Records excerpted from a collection
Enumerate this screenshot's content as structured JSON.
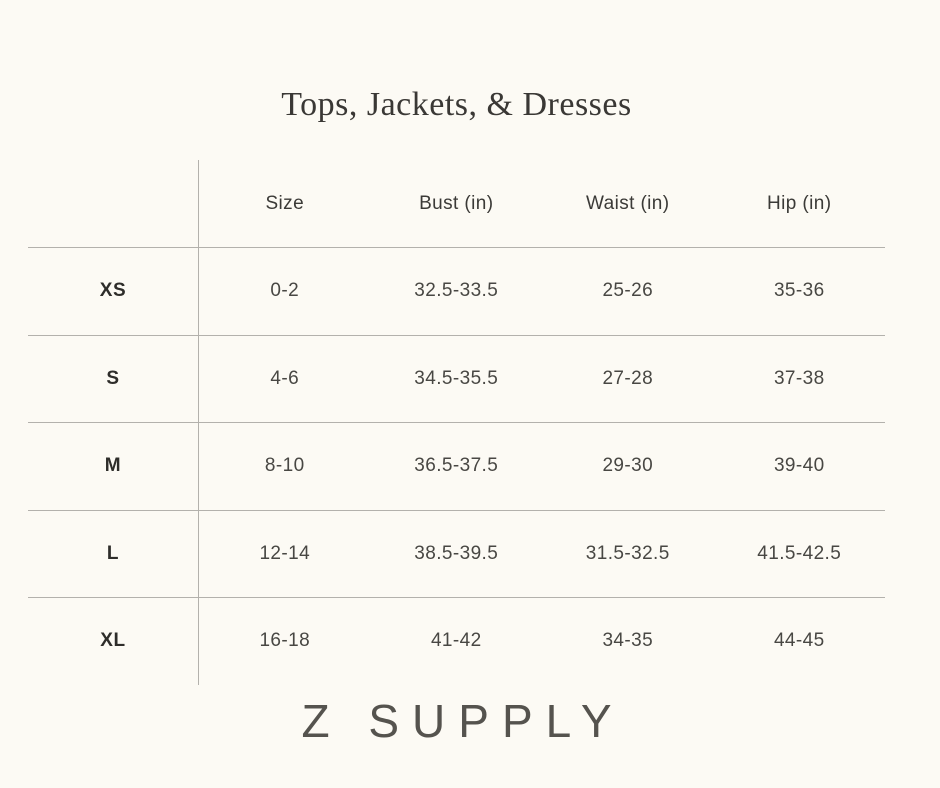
{
  "title": "Tops, Jackets, & Dresses",
  "brand": {
    "logo_text": "Z SUPPLY"
  },
  "chart_data": {
    "type": "table",
    "title": "Tops, Jackets, & Dresses",
    "columns": [
      "Size",
      "Bust (in)",
      "Waist (in)",
      "Hip (in)"
    ],
    "row_labels": [
      "XS",
      "S",
      "M",
      "L",
      "XL"
    ],
    "rows": [
      [
        "0-2",
        "32.5-33.5",
        "25-26",
        "35-36"
      ],
      [
        "4-6",
        "34.5-35.5",
        "27-28",
        "37-38"
      ],
      [
        "8-10",
        "36.5-37.5",
        "29-30",
        "39-40"
      ],
      [
        "12-14",
        "38.5-39.5",
        "31.5-32.5",
        "41.5-42.5"
      ],
      [
        "16-18",
        "41-42",
        "34-35",
        "44-45"
      ]
    ],
    "footer": "Z SUPPLY",
    "layout": {
      "grid": "horizontal rules between rows, single vertical rule right of size-label column, no outer border",
      "alignment": "all cells centered"
    }
  },
  "colors": {
    "background": "#FCFAF4",
    "line": "#B3B1AC",
    "title_text": "#3A3835",
    "header_text": "#3B3A37",
    "cell_text": "#484743",
    "label_text": "#2E2D2A",
    "logo_text": "#55534E"
  }
}
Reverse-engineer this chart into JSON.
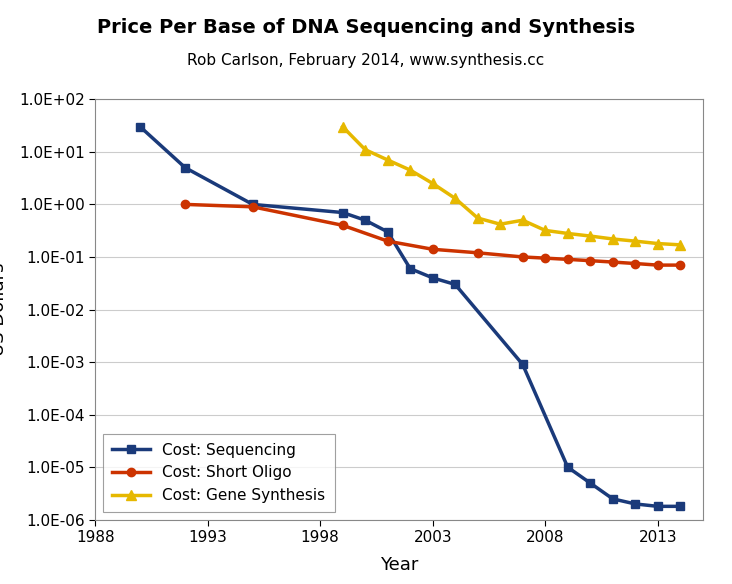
{
  "title": "Price Per Base of DNA Sequencing and Synthesis",
  "subtitle": "Rob Carlson, February 2014, www.synthesis.cc",
  "xlabel": "Year",
  "xlim": [
    1988,
    2015
  ],
  "ylim_log": [
    -6,
    2
  ],
  "sequencing": {
    "x": [
      1990,
      1992,
      1995,
      1999,
      2000,
      2001,
      2002,
      2003,
      2004,
      2007,
      2009,
      2010,
      2011,
      2012,
      2013,
      2014
    ],
    "y": [
      30,
      5.0,
      1.0,
      0.7,
      0.5,
      0.3,
      0.06,
      0.04,
      0.03,
      0.0009,
      1e-05,
      5e-06,
      2.5e-06,
      2e-06,
      1.8e-06,
      1.8e-06
    ],
    "color": "#1a3a7a",
    "marker": "s",
    "markersize": 6,
    "linewidth": 2.5,
    "label": "Cost: Sequencing"
  },
  "short_oligo": {
    "x": [
      1992,
      1995,
      1999,
      2001,
      2003,
      2005,
      2007,
      2008,
      2009,
      2010,
      2011,
      2012,
      2013,
      2014
    ],
    "y": [
      1.0,
      0.9,
      0.4,
      0.2,
      0.14,
      0.12,
      0.1,
      0.095,
      0.09,
      0.085,
      0.08,
      0.075,
      0.07,
      0.07
    ],
    "color": "#cc3300",
    "marker": "o",
    "markersize": 6,
    "linewidth": 2.5,
    "label": "Cost: Short Oligo"
  },
  "gene_synthesis": {
    "x": [
      1999,
      2000,
      2001,
      2002,
      2003,
      2004,
      2005,
      2006,
      2007,
      2008,
      2009,
      2010,
      2011,
      2012,
      2013,
      2014
    ],
    "y": [
      30,
      11,
      7,
      4.5,
      2.5,
      1.3,
      0.55,
      0.42,
      0.5,
      0.32,
      0.28,
      0.25,
      0.22,
      0.2,
      0.18,
      0.17
    ],
    "color": "#e6b800",
    "marker": "^",
    "markersize": 7,
    "linewidth": 2.5,
    "label": "Cost: Gene Synthesis"
  },
  "xticks": [
    1988,
    1993,
    1998,
    2003,
    2008,
    2013
  ],
  "xtick_labels": [
    "1988",
    "1993",
    "1998",
    "2003",
    "2008",
    "2013"
  ],
  "title_fontsize": 14,
  "subtitle_fontsize": 11,
  "axis_label_fontsize": 13,
  "tick_fontsize": 11,
  "legend_fontsize": 11,
  "background_color": "#ffffff",
  "grid_color": "#cccccc",
  "spine_color": "#888888"
}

▶ [THE TASK] Your reply should repeat the entries above exactly, leaving the pictures out.

▶ [EXPECTED ANSWER]
Enumerate this screenshot's content as structured JSON.
{
  "title": "Tops, Jackets, & Dresses",
  "brand": {
    "logo_text": "Z SUPPLY"
  },
  "chart_data": {
    "type": "table",
    "title": "Tops, Jackets, & Dresses",
    "columns": [
      "Size",
      "Bust (in)",
      "Waist (in)",
      "Hip (in)"
    ],
    "row_labels": [
      "XS",
      "S",
      "M",
      "L",
      "XL"
    ],
    "rows": [
      [
        "0-2",
        "32.5-33.5",
        "25-26",
        "35-36"
      ],
      [
        "4-6",
        "34.5-35.5",
        "27-28",
        "37-38"
      ],
      [
        "8-10",
        "36.5-37.5",
        "29-30",
        "39-40"
      ],
      [
        "12-14",
        "38.5-39.5",
        "31.5-32.5",
        "41.5-42.5"
      ],
      [
        "16-18",
        "41-42",
        "34-35",
        "44-45"
      ]
    ],
    "footer": "Z SUPPLY",
    "layout": {
      "grid": "horizontal rules between rows, single vertical rule right of size-label column, no outer border",
      "alignment": "all cells centered"
    }
  },
  "colors": {
    "background": "#FCFAF4",
    "line": "#B3B1AC",
    "title_text": "#3A3835",
    "header_text": "#3B3A37",
    "cell_text": "#484743",
    "label_text": "#2E2D2A",
    "logo_text": "#55534E"
  }
}
Reverse-engineer this chart into JSON.
{
  "title": "Price Per Base of DNA Sequencing and Synthesis",
  "subtitle": "Rob Carlson, February 2014, www.synthesis.cc",
  "xlabel": "Year",
  "xlim": [
    1988,
    2015
  ],
  "ylim_log": [
    -6,
    2
  ],
  "sequencing": {
    "x": [
      1990,
      1992,
      1995,
      1999,
      2000,
      2001,
      2002,
      2003,
      2004,
      2007,
      2009,
      2010,
      2011,
      2012,
      2013,
      2014
    ],
    "y": [
      30,
      5.0,
      1.0,
      0.7,
      0.5,
      0.3,
      0.06,
      0.04,
      0.03,
      0.0009,
      1e-05,
      5e-06,
      2.5e-06,
      2e-06,
      1.8e-06,
      1.8e-06
    ],
    "color": "#1a3a7a",
    "marker": "s",
    "markersize": 6,
    "linewidth": 2.5,
    "label": "Cost: Sequencing"
  },
  "short_oligo": {
    "x": [
      1992,
      1995,
      1999,
      2001,
      2003,
      2005,
      2007,
      2008,
      2009,
      2010,
      2011,
      2012,
      2013,
      2014
    ],
    "y": [
      1.0,
      0.9,
      0.4,
      0.2,
      0.14,
      0.12,
      0.1,
      0.095,
      0.09,
      0.085,
      0.08,
      0.075,
      0.07,
      0.07
    ],
    "color": "#cc3300",
    "marker": "o",
    "markersize": 6,
    "linewidth": 2.5,
    "label": "Cost: Short Oligo"
  },
  "gene_synthesis": {
    "x": [
      1999,
      2000,
      2001,
      2002,
      2003,
      2004,
      2005,
      2006,
      2007,
      2008,
      2009,
      2010,
      2011,
      2012,
      2013,
      2014
    ],
    "y": [
      30,
      11,
      7,
      4.5,
      2.5,
      1.3,
      0.55,
      0.42,
      0.5,
      0.32,
      0.28,
      0.25,
      0.22,
      0.2,
      0.18,
      0.17
    ],
    "color": "#e6b800",
    "marker": "^",
    "markersize": 7,
    "linewidth": 2.5,
    "label": "Cost: Gene Synthesis"
  },
  "xticks": [
    1988,
    1993,
    1998,
    2003,
    2008,
    2013
  ],
  "xtick_labels": [
    "1988",
    "1993",
    "1998",
    "2003",
    "2008",
    "2013"
  ],
  "title_fontsize": 14,
  "subtitle_fontsize": 11,
  "axis_label_fontsize": 13,
  "tick_fontsize": 11,
  "legend_fontsize": 11,
  "background_color": "#ffffff",
  "grid_color": "#cccccc",
  "spine_color": "#888888"
}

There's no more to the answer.